▶ _Task 1_: According to the passage on untreated pelvic pain, at how many surgical centers were the women enrolled, and in which cities?
▶ _Task 2_: Extend the passage on untreated pelvic pain, picking up right after its final sentence.

▶ _Passage for review_:
According to a study by researchers from the National Institutes of Health and the University Of Utah School Of Medicine, Salt Lake City, pelvic pain that goes untreated is experienced by a high percentage of reproductive-age women.

More than 400 women who were planned to underwent surgery or imaging for various causes like infertility, menstrual irregularities, tubal sterilization or pelvic pain were surveyed. Reports of pain were highest for women diagnosed with endometriosis while 1/3rd of patients without any pelvic condition also reported a high degree of pain recurring during the menstrual cycle. The study was published online in Human Reproduction and was conducted by Karen Schliep, Ph.D., Division of Intramural Population Health Research, NIH's Eunice Kennedy Shriver National Institute of Child Health and Human Development.

According to Dr. Schliep, the study proposes that many reproductive-age women are experiencing pelvic pain but not reporting it. In such case, gynecologists may want to ask patients about their pain experience, type and exact location of the pain and offer treatment. Also, women should tell doctors if they're in pain.

Women (n=473) between 18 to 44 years were enrolled at 14 surgical centers in Salt Lake City and San Francisco and were set to undergo either laparoscopy (inserting a camera at the end of a tube through a tiny incision in the abdomen), or laparotomy (making a larger incision in the pelvic region). Women were asked about the type of pain they had in past 6 months, with severity before surgery. Overall, the women were asked about more than 17 specific types of pain related to sexual intercourse, their menstrual period, urination or bowel elimination, or other pain, such as muscle or joint pain or migraine headaches and they were requested to point out the area of pain in pelvic area diagram and standing female figure.

▶ _Data section_:
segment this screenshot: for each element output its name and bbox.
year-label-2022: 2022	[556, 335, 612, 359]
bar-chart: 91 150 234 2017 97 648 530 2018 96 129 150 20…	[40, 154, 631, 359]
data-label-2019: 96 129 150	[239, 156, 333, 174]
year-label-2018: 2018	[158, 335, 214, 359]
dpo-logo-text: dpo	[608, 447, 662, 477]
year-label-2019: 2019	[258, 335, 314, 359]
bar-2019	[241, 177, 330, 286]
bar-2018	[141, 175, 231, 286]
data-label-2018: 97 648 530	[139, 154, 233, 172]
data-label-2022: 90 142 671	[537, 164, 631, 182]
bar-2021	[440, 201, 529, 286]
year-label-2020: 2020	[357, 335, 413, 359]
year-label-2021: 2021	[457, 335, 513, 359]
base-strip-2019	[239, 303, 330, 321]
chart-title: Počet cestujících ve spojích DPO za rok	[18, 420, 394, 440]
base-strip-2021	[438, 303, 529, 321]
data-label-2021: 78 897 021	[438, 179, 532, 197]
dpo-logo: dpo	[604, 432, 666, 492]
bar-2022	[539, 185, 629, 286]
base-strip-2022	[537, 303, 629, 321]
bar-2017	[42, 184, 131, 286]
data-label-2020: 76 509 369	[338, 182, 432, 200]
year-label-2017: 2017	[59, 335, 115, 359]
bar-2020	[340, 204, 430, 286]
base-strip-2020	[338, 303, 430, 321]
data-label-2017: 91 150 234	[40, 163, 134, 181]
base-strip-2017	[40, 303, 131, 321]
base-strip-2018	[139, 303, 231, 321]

▶ _Answer 1_: Fourteen surgical centers, in Salt Lake City and San Francisco.

▶ _Answer 2_:
Chronic and cyclic pain coinciding with an interval during the monthly menstrual cycle in last 6 months or more was reported by more than 30% patients. Women with or without pelvic disorders were included in 30%. Only 3% reported none of the 17 types of pain, while over 60% reported 6 or more types of pain. Of total population, 40% were diagnosed with endometriosis, 31% with conditions including uterine fibroids, ovarian cysts, and tumors and 29% had no pelvic problems. Most chronic pain was experienced by more than 44% of women diagnosed with endometriosis as compared to about 30% of women without any pelvic condition. Also, women with endometriosis were expected to experience pain during intercourse, menstrual cramping and pain with bowel elimination, vaginal pain and pain in the pelvic-abdominal area.

According to study author, future research should focus on the type and location of pain associated with endometriosis. Outcomes of such studies might show better diagnosis and treatment of the disorder. The authors also called for additional research on the causes of pain in women, not diagnosed with any pelvic condition.